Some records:
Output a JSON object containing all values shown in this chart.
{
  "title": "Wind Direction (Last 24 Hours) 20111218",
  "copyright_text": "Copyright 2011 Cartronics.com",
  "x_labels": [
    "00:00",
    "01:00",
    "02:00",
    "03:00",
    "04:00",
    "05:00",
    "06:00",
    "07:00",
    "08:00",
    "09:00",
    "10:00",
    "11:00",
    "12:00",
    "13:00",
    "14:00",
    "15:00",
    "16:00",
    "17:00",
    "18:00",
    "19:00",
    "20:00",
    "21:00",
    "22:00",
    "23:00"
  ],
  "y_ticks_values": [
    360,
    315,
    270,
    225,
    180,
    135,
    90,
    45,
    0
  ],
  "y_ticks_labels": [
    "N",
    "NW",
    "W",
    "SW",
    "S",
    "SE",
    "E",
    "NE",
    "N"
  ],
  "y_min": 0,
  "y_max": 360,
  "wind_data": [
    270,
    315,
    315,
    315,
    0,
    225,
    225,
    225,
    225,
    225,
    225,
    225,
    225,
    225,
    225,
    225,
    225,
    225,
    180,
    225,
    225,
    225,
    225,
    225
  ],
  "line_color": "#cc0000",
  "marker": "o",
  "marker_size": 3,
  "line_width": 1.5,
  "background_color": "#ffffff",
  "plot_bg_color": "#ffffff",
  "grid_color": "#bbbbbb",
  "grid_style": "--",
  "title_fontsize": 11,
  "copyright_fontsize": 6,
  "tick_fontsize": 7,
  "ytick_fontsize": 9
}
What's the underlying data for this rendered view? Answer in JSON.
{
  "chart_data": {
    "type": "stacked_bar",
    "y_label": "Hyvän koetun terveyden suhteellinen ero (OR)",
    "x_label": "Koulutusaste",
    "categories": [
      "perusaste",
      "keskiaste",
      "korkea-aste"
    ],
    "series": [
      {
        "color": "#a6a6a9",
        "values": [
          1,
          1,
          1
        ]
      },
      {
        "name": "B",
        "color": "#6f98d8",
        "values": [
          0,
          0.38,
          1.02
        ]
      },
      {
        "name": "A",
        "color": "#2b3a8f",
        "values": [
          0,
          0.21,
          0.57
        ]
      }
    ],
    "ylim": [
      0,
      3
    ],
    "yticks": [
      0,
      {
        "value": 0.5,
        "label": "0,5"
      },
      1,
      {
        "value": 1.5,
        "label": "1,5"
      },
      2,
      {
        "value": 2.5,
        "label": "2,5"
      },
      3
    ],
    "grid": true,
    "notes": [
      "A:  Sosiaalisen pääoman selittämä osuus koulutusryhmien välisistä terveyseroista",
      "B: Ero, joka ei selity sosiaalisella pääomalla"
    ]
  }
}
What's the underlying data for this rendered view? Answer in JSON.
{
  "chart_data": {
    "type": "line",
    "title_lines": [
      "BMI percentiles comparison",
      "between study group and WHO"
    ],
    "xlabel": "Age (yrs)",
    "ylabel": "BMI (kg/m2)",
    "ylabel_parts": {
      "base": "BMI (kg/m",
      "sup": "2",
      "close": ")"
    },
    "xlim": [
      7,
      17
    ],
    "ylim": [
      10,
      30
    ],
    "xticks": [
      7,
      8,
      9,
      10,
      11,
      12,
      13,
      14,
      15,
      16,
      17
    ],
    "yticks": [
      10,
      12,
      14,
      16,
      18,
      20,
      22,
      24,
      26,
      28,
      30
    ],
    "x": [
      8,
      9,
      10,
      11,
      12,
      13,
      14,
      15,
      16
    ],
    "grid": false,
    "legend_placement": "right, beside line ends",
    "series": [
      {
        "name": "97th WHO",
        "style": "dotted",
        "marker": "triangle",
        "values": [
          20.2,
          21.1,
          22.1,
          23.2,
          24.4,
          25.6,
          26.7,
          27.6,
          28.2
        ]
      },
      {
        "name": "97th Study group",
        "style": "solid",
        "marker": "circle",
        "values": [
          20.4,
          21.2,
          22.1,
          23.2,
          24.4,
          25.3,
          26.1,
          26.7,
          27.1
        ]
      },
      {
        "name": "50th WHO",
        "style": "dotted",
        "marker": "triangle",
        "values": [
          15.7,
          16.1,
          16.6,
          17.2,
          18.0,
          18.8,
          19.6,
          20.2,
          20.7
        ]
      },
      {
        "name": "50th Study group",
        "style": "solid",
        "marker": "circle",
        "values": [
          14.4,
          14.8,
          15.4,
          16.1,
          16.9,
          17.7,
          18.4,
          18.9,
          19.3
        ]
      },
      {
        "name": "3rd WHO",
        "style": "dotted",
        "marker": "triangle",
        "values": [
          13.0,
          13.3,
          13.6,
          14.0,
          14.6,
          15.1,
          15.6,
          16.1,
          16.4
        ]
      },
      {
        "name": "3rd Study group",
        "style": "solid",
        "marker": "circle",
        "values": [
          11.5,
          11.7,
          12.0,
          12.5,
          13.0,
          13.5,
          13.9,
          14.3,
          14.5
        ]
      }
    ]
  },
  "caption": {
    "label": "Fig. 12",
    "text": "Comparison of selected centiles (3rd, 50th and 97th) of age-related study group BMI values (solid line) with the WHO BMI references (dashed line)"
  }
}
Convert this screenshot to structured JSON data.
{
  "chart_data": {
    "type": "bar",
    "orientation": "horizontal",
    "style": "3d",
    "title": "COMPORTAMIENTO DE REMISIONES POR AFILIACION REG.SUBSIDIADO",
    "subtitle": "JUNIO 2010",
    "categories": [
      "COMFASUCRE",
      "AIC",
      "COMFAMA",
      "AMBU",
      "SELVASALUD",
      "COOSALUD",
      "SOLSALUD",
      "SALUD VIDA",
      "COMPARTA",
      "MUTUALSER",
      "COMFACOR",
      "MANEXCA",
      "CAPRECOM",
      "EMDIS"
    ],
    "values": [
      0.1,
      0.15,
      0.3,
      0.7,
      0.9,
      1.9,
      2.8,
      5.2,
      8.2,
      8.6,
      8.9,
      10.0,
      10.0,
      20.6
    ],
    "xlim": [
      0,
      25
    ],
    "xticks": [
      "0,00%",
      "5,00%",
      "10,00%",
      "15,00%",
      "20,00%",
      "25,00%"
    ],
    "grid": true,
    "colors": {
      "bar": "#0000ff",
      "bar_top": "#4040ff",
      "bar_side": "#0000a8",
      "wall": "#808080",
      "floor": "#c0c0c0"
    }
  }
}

- WHAT IS EXPECTED -
Each line of the material above needs to be quoted exactly, please.

- WORKED SOLUTION -
Output a JSON object containing all values shown in this chart.
{
  "title": "Wind Direction (Last 24 Hours) 20111218",
  "copyright_text": "Copyright 2011 Cartronics.com",
  "x_labels": [
    "00:00",
    "01:00",
    "02:00",
    "03:00",
    "04:00",
    "05:00",
    "06:00",
    "07:00",
    "08:00",
    "09:00",
    "10:00",
    "11:00",
    "12:00",
    "13:00",
    "14:00",
    "15:00",
    "16:00",
    "17:00",
    "18:00",
    "19:00",
    "20:00",
    "21:00",
    "22:00",
    "23:00"
  ],
  "y_ticks_values": [
    360,
    315,
    270,
    225,
    180,
    135,
    90,
    45,
    0
  ],
  "y_ticks_labels": [
    "N",
    "NW",
    "W",
    "SW",
    "S",
    "SE",
    "E",
    "NE",
    "N"
  ],
  "y_min": 0,
  "y_max": 360,
  "wind_data": [
    270,
    315,
    315,
    315,
    0,
    225,
    225,
    225,
    225,
    225,
    225,
    225,
    225,
    225,
    225,
    225,
    225,
    225,
    180,
    225,
    225,
    225,
    225,
    225
  ],
  "line_color": "#cc0000",
  "marker": "o",
  "marker_size": 3,
  "line_width": 1.5,
  "background_color": "#ffffff",
  "plot_bg_color": "#ffffff",
  "grid_color": "#bbbbbb",
  "grid_style": "--",
  "title_fontsize": 11,
  "copyright_fontsize": 6,
  "tick_fontsize": 7,
  "ytick_fontsize": 9
}
What's the underlying data for this rendered view? Answer in JSON.
{
  "chart_data": {
    "type": "stacked_bar",
    "y_label": "Hyvän koetun terveyden suhteellinen ero (OR)",
    "x_label": "Koulutusaste",
    "categories": [
      "perusaste",
      "keskiaste",
      "korkea-aste"
    ],
    "series": [
      {
        "color": "#a6a6a9",
        "values": [
          1,
          1,
          1
        ]
      },
      {
        "name": "B",
        "color": "#6f98d8",
        "values": [
          0,
          0.38,
          1.02
        ]
      },
      {
        "name": "A",
        "color": "#2b3a8f",
        "values": [
          0,
          0.21,
          0.57
        ]
      }
    ],
    "ylim": [
      0,
      3
    ],
    "yticks": [
      0,
      {
        "value": 0.5,
        "label": "0,5"
      },
      1,
      {
        "value": 1.5,
        "label": "1,5"
      },
      2,
      {
        "value": 2.5,
        "label": "2,5"
      },
      3
    ],
    "grid": true,
    "notes": [
      "A:  Sosiaalisen pääoman selittämä osuus koulutusryhmien välisistä terveyseroista",
      "B: Ero, joka ei selity sosiaalisella pääomalla"
    ]
  }
}
What's the underlying data for this rendered view? Answer in JSON.
{
  "chart_data": {
    "type": "line",
    "title_lines": [
      "BMI percentiles comparison",
      "between study group and WHO"
    ],
    "xlabel": "Age (yrs)",
    "ylabel": "BMI (kg/m2)",
    "ylabel_parts": {
      "base": "BMI (kg/m",
      "sup": "2",
      "close": ")"
    },
    "xlim": [
      7,
      17
    ],
    "ylim": [
      10,
      30
    ],
    "xticks": [
      7,
      8,
      9,
      10,
      11,
      12,
      13,
      14,
      15,
      16,
      17
    ],
    "yticks": [
      10,
      12,
      14,
      16,
      18,
      20,
      22,
      24,
      26,
      28,
      30
    ],
    "x": [
      8,
      9,
      10,
      11,
      12,
      13,
      14,
      15,
      16
    ],
    "grid": false,
    "legend_placement": "right, beside line ends",
    "series": [
      {
        "name": "97th WHO",
        "style": "dotted",
        "marker": "triangle",
        "values": [
          20.2,
          21.1,
          22.1,
          23.2,
          24.4,
          25.6,
          26.7,
          27.6,
          28.2
        ]
      },
      {
        "name": "97th Study group",
        "style": "solid",
        "marker": "circle",
        "values": [
          20.4,
          21.2,
          22.1,
          23.2,
          24.4,
          25.3,
          26.1,
          26.7,
          27.1
        ]
      },
      {
        "name": "50th WHO",
        "style": "dotted",
        "marker": "triangle",
        "values": [
          15.7,
          16.1,
          16.6,
          17.2,
          18.0,
          18.8,
          19.6,
          20.2,
          20.7
        ]
      },
      {
        "name": "50th Study group",
        "style": "solid",
        "marker": "circle",
        "values": [
          14.4,
          14.8,
          15.4,
          16.1,
          16.9,
          17.7,
          18.4,
          18.9,
          19.3
        ]
      },
      {
        "name": "3rd WHO",
        "style": "dotted",
        "marker": "triangle",
        "values": [
          13.0,
          13.3,
          13.6,
          14.0,
          14.6,
          15.1,
          15.6,
          16.1,
          16.4
        ]
      },
      {
        "name": "3rd Study group",
        "style": "solid",
        "marker": "circle",
        "values": [
          11.5,
          11.7,
          12.0,
          12.5,
          13.0,
          13.5,
          13.9,
          14.3,
          14.5
        ]
      }
    ]
  },
  "caption": {
    "label": "Fig. 12",
    "text": "Comparison of selected centiles (3rd, 50th and 97th) of age-related study group BMI values (solid line) with the WHO BMI references (dashed line)"
  }
}
Convert this screenshot to structured JSON data.
{
  "chart_data": {
    "type": "bar",
    "orientation": "horizontal",
    "style": "3d",
    "title": "COMPORTAMIENTO DE REMISIONES POR AFILIACION REG.SUBSIDIADO",
    "subtitle": "JUNIO 2010",
    "categories": [
      "COMFASUCRE",
      "AIC",
      "COMFAMA",
      "AMBU",
      "SELVASALUD",
      "COOSALUD",
      "SOLSALUD",
      "SALUD VIDA",
      "COMPARTA",
      "MUTUALSER",
      "COMFACOR",
      "MANEXCA",
      "CAPRECOM",
      "EMDIS"
    ],
    "values": [
      0.1,
      0.15,
      0.3,
      0.7,
      0.9,
      1.9,
      2.8,
      5.2,
      8.2,
      8.6,
      8.9,
      10.0,
      10.0,
      20.6
    ],
    "xlim": [
      0,
      25
    ],
    "xticks": [
      "0,00%",
      "5,00%",
      "10,00%",
      "15,00%",
      "20,00%",
      "25,00%"
    ],
    "grid": true,
    "colors": {
      "bar": "#0000ff",
      "bar_top": "#4040ff",
      "bar_side": "#0000a8",
      "wall": "#808080",
      "floor": "#c0c0c0"
    }
  }
}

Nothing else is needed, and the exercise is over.